**WHAT YOU ARE ASKED TO DO:**
For this exercise, repeat all of the material verbatim apart from its images.

**RECORDS TO PROCESS:**
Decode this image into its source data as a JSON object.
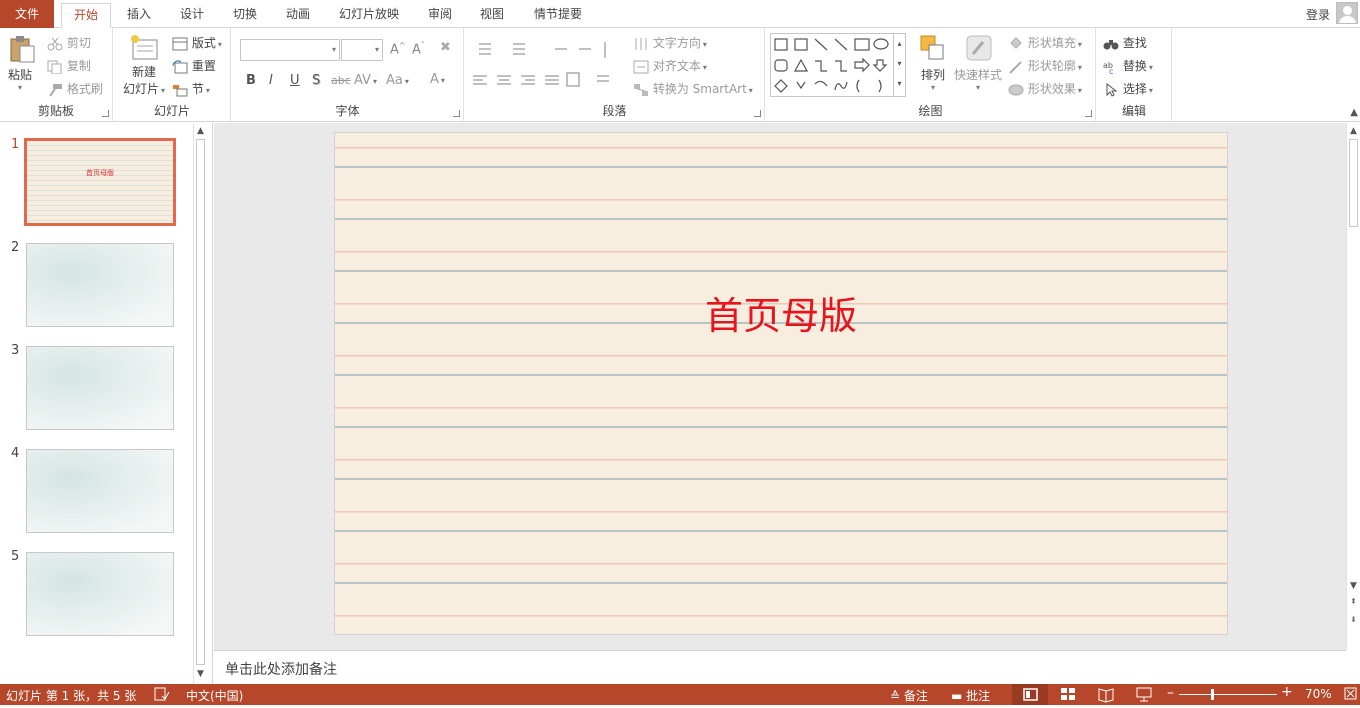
{
  "tabs": {
    "file": "文件",
    "items": [
      "开始",
      "插入",
      "设计",
      "切换",
      "动画",
      "幻灯片放映",
      "审阅",
      "视图",
      "情节提要"
    ],
    "active_index": 0
  },
  "account": {
    "login": "登录"
  },
  "ribbon": {
    "clipboard": {
      "label": "剪贴板",
      "paste": "粘贴",
      "cut": "剪切",
      "copy": "复制",
      "format_painter": "格式刷"
    },
    "slides": {
      "label": "幻灯片",
      "new_slide_line1": "新建",
      "new_slide_line2": "幻灯片",
      "layout": "版式",
      "reset": "重置",
      "section": "节"
    },
    "font": {
      "label": "字体",
      "font_name": "",
      "font_size": "",
      "bold": "B",
      "italic": "I",
      "underline": "U",
      "shadow": "S",
      "strike": "abc",
      "spacing": "AV",
      "case": "Aa",
      "color": "A"
    },
    "paragraph": {
      "label": "段落",
      "text_direction": "文字方向",
      "align_text": "对齐文本",
      "convert_smartart": "转换为 SmartArt"
    },
    "drawing": {
      "label": "绘图",
      "arrange": "排列",
      "quick_styles": "快速样式",
      "shape_fill": "形状填充",
      "shape_outline": "形状轮廓",
      "shape_effects": "形状效果"
    },
    "editing": {
      "label": "编辑",
      "find": "查找",
      "replace": "替换",
      "select": "选择"
    }
  },
  "thumbnails": [
    {
      "number": "1",
      "title": "首页母版",
      "style": "lined",
      "selected": true
    },
    {
      "number": "2",
      "title": "",
      "style": "cloud",
      "selected": false
    },
    {
      "number": "3",
      "title": "",
      "style": "cloud",
      "selected": false
    },
    {
      "number": "4",
      "title": "",
      "style": "cloud",
      "selected": false
    },
    {
      "number": "5",
      "title": "",
      "style": "cloud",
      "selected": false
    }
  ],
  "slide": {
    "title": "首页母版",
    "title_color": "#e8131d"
  },
  "notes": {
    "placeholder": "单击此处添加备注"
  },
  "status": {
    "slide_info": "幻灯片 第 1 张，共 5 张",
    "language": "中文(中国)",
    "notes_btn": "备注",
    "comments_btn": "批注",
    "zoom": "70%",
    "accent": "#b7472a"
  }
}
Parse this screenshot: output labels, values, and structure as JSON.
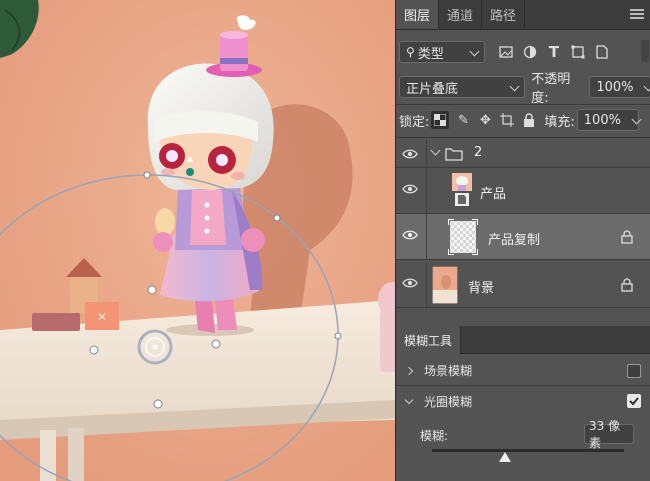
{
  "tabs": [
    "图层",
    "通道",
    "路径"
  ],
  "filter": {
    "label": "类型"
  },
  "blend_mode": "正片叠底",
  "opacity": {
    "label": "不透明度:",
    "value": "100%"
  },
  "lock": {
    "label": "锁定:"
  },
  "fill": {
    "label": "填充:",
    "value": "100%"
  },
  "layers": [
    {
      "name": "2",
      "type": "group"
    },
    {
      "name": "产品",
      "type": "smart"
    },
    {
      "name": "产品复制",
      "type": "layer",
      "selected": true,
      "locked": true
    },
    {
      "name": "背景",
      "type": "layer",
      "locked": true
    }
  ],
  "blur_panel": {
    "title": "模糊工具",
    "options": [
      {
        "name": "场景模糊",
        "checked": false,
        "expanded": false
      },
      {
        "name": "光圈模糊",
        "checked": true,
        "expanded": true
      }
    ],
    "blur_label": "模糊:",
    "blur_value": "33 像素",
    "blur_fraction": 0.38
  },
  "colors": {
    "panel": "#535353",
    "tabbar": "#3c3c3c",
    "selected": "#6b6b6b",
    "wall": "#e9a98a"
  }
}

**ANSWER:**
Decode this image into its source data as a JSON object.
{
  "tabs": {
    "file": "文件",
    "items": [
      "开始",
      "插入",
      "设计",
      "切换",
      "动画",
      "幻灯片放映",
      "审阅",
      "视图",
      "情节提要"
    ],
    "active_index": 0
  },
  "account": {
    "login": "登录"
  },
  "ribbon": {
    "clipboard": {
      "label": "剪贴板",
      "paste": "粘贴",
      "cut": "剪切",
      "copy": "复制",
      "format_painter": "格式刷"
    },
    "slides": {
      "label": "幻灯片",
      "new_slide_line1": "新建",
      "new_slide_line2": "幻灯片",
      "layout": "版式",
      "reset": "重置",
      "section": "节"
    },
    "font": {
      "label": "字体",
      "font_name": "",
      "font_size": "",
      "bold": "B",
      "italic": "I",
      "underline": "U",
      "shadow": "S",
      "strike": "abc",
      "spacing": "AV",
      "case": "Aa",
      "color": "A"
    },
    "paragraph": {
      "label": "段落",
      "text_direction": "文字方向",
      "align_text": "对齐文本",
      "convert_smartart": "转换为 SmartArt"
    },
    "drawing": {
      "label": "绘图",
      "arrange": "排列",
      "quick_styles": "快速样式",
      "shape_fill": "形状填充",
      "shape_outline": "形状轮廓",
      "shape_effects": "形状效果"
    },
    "editing": {
      "label": "编辑",
      "find": "查找",
      "replace": "替换",
      "select": "选择"
    }
  },
  "thumbnails": [
    {
      "number": "1",
      "title": "首页母版",
      "style": "lined",
      "selected": true
    },
    {
      "number": "2",
      "title": "",
      "style": "cloud",
      "selected": false
    },
    {
      "number": "3",
      "title": "",
      "style": "cloud",
      "selected": false
    },
    {
      "number": "4",
      "title": "",
      "style": "cloud",
      "selected": false
    },
    {
      "number": "5",
      "title": "",
      "style": "cloud",
      "selected": false
    }
  ],
  "slide": {
    "title": "首页母版",
    "title_color": "#e8131d"
  },
  "notes": {
    "placeholder": "单击此处添加备注"
  },
  "status": {
    "slide_info": "幻灯片 第 1 张，共 5 张",
    "language": "中文(中国)",
    "notes_btn": "备注",
    "comments_btn": "批注",
    "zoom": "70%",
    "accent": "#b7472a"
  }
}
Parse this screenshot: output labels, values, and structure as JSON.
{
  "tabs": [
    "图层",
    "通道",
    "路径"
  ],
  "filter": {
    "label": "类型"
  },
  "blend_mode": "正片叠底",
  "opacity": {
    "label": "不透明度:",
    "value": "100%"
  },
  "lock": {
    "label": "锁定:"
  },
  "fill": {
    "label": "填充:",
    "value": "100%"
  },
  "layers": [
    {
      "name": "2",
      "type": "group"
    },
    {
      "name": "产品",
      "type": "smart"
    },
    {
      "name": "产品复制",
      "type": "layer",
      "selected": true,
      "locked": true
    },
    {
      "name": "背景",
      "type": "layer",
      "locked": true
    }
  ],
  "blur_panel": {
    "title": "模糊工具",
    "options": [
      {
        "name": "场景模糊",
        "checked": false,
        "expanded": false
      },
      {
        "name": "光圈模糊",
        "checked": true,
        "expanded": true
      }
    ],
    "blur_label": "模糊:",
    "blur_value": "33 像素",
    "blur_fraction": 0.38
  },
  "colors": {
    "panel": "#535353",
    "tabbar": "#3c3c3c",
    "selected": "#6b6b6b",
    "wall": "#e9a98a"
  }
}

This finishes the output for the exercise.